WORK REQUIRED — The listing below should be copied in full, word for word.

Saved data entries —

-- BEGIN --

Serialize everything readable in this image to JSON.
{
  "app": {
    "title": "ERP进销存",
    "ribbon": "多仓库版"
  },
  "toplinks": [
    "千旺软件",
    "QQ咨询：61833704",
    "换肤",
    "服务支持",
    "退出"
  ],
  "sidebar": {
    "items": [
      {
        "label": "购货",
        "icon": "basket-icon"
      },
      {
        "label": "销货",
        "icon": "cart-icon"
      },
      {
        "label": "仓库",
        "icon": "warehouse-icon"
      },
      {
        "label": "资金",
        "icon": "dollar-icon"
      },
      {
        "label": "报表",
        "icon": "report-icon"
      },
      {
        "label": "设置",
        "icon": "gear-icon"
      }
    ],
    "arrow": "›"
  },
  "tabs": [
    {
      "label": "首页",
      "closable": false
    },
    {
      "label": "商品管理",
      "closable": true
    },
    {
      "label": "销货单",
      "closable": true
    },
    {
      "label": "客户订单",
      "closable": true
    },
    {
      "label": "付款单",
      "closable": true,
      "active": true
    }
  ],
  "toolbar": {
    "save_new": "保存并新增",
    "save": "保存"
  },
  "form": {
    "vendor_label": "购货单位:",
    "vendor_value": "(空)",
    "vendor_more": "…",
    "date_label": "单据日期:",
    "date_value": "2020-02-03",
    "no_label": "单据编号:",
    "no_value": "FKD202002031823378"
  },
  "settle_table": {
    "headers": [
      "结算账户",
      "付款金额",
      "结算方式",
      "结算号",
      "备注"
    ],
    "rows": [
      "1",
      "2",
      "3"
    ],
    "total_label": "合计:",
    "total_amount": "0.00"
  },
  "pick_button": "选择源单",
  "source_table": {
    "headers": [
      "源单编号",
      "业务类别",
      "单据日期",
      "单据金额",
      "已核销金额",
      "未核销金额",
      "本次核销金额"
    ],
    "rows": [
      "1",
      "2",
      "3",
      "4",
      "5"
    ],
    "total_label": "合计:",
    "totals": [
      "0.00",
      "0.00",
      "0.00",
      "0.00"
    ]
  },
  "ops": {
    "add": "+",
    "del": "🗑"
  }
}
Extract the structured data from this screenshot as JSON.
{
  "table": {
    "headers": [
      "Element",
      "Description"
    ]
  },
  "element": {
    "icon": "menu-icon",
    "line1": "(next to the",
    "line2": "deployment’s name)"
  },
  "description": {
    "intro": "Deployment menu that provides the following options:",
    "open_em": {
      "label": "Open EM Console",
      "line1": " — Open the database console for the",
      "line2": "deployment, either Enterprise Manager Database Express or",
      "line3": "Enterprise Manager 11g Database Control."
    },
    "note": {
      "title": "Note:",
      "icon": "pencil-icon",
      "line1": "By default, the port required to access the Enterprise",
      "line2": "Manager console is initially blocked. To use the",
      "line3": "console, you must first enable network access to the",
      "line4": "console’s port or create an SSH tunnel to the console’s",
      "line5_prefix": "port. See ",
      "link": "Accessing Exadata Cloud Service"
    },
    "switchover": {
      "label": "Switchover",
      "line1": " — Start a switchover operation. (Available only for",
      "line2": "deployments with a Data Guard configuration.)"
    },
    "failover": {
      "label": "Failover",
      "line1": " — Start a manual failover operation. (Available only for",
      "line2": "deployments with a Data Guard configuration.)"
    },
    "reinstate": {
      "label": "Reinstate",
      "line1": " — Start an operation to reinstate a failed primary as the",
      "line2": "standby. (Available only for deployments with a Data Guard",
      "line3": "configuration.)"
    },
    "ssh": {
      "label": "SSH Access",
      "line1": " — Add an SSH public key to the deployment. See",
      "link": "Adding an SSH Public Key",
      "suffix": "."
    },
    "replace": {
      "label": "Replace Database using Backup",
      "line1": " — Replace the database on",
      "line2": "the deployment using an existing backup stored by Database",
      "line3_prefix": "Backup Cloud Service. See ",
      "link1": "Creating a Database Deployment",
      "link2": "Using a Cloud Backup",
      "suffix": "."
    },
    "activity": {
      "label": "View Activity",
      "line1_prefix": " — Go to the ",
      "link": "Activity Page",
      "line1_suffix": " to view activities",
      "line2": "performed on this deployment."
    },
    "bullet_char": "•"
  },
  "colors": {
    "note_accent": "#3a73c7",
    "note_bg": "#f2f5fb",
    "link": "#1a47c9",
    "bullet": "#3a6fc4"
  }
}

-- END --

ANSWER BELOW —
Serialize everything readable in this image to JSON.
{
  "app": {
    "title": "ERP进销存",
    "ribbon": "多仓库版"
  },
  "toplinks": [
    "千旺软件",
    "QQ咨询：61833704",
    "换肤",
    "服务支持",
    "退出"
  ],
  "sidebar": {
    "items": [
      {
        "label": "购货",
        "icon": "basket-icon"
      },
      {
        "label": "销货",
        "icon": "cart-icon"
      },
      {
        "label": "仓库",
        "icon": "warehouse-icon"
      },
      {
        "label": "资金",
        "icon": "dollar-icon"
      },
      {
        "label": "报表",
        "icon": "report-icon"
      },
      {
        "label": "设置",
        "icon": "gear-icon"
      }
    ],
    "arrow": "›"
  },
  "tabs": [
    {
      "label": "首页",
      "closable": false
    },
    {
      "label": "商品管理",
      "closable": true
    },
    {
      "label": "销货单",
      "closable": true
    },
    {
      "label": "客户订单",
      "closable": true
    },
    {
      "label": "付款单",
      "closable": true,
      "active": true
    }
  ],
  "toolbar": {
    "save_new": "保存并新增",
    "save": "保存"
  },
  "form": {
    "vendor_label": "购货单位:",
    "vendor_value": "(空)",
    "vendor_more": "…",
    "date_label": "单据日期:",
    "date_value": "2020-02-03",
    "no_label": "单据编号:",
    "no_value": "FKD202002031823378"
  },
  "settle_table": {
    "headers": [
      "结算账户",
      "付款金额",
      "结算方式",
      "结算号",
      "备注"
    ],
    "rows": [
      "1",
      "2",
      "3"
    ],
    "total_label": "合计:",
    "total_amount": "0.00"
  },
  "pick_button": "选择源单",
  "source_table": {
    "headers": [
      "源单编号",
      "业务类别",
      "单据日期",
      "单据金额",
      "已核销金额",
      "未核销金额",
      "本次核销金额"
    ],
    "rows": [
      "1",
      "2",
      "3",
      "4",
      "5"
    ],
    "total_label": "合计:",
    "totals": [
      "0.00",
      "0.00",
      "0.00",
      "0.00"
    ]
  },
  "ops": {
    "add": "+",
    "del": "🗑"
  }
}
Extract the structured data from this screenshot as JSON.
{
  "table": {
    "headers": [
      "Element",
      "Description"
    ]
  },
  "element": {
    "icon": "menu-icon",
    "line1": "(next to the",
    "line2": "deployment’s name)"
  },
  "description": {
    "intro": "Deployment menu that provides the following options:",
    "open_em": {
      "label": "Open EM Console",
      "line1": " — Open the database console for the",
      "line2": "deployment, either Enterprise Manager Database Express or",
      "line3": "Enterprise Manager 11g Database Control."
    },
    "note": {
      "title": "Note:",
      "icon": "pencil-icon",
      "line1": "By default, the port required to access the Enterprise",
      "line2": "Manager console is initially blocked. To use the",
      "line3": "console, you must first enable network access to the",
      "line4": "console’s port or create an SSH tunnel to the console’s",
      "line5_prefix": "port. See ",
      "link": "Accessing Exadata Cloud Service"
    },
    "switchover": {
      "label": "Switchover",
      "line1": " — Start a switchover operation. (Available only for",
      "line2": "deployments with a Data Guard configuration.)"
    },
    "failover": {
      "label": "Failover",
      "line1": " — Start a manual failover operation. (Available only for",
      "line2": "deployments with a Data Guard configuration.)"
    },
    "reinstate": {
      "label": "Reinstate",
      "line1": " — Start an operation to reinstate a failed primary as the",
      "line2": "standby. (Available only for deployments with a Data Guard",
      "line3": "configuration.)"
    },
    "ssh": {
      "label": "SSH Access",
      "line1": " — Add an SSH public key to the deployment. See",
      "link": "Adding an SSH Public Key",
      "suffix": "."
    },
    "replace": {
      "label": "Replace Database using Backup",
      "line1": " — Replace the database on",
      "line2": "the deployment using an existing backup stored by Database",
      "line3_prefix": "Backup Cloud Service. See ",
      "link1": "Creating a Database Deployment",
      "link2": "Using a Cloud Backup",
      "suffix": "."
    },
    "activity": {
      "label": "View Activity",
      "line1_prefix": " — Go to the ",
      "link": "Activity Page",
      "line1_suffix": " to view activities",
      "line2": "performed on this deployment."
    },
    "bullet_char": "•"
  },
  "colors": {
    "note_accent": "#3a73c7",
    "note_bg": "#f2f5fb",
    "link": "#1a47c9",
    "bullet": "#3a6fc4"
  }
}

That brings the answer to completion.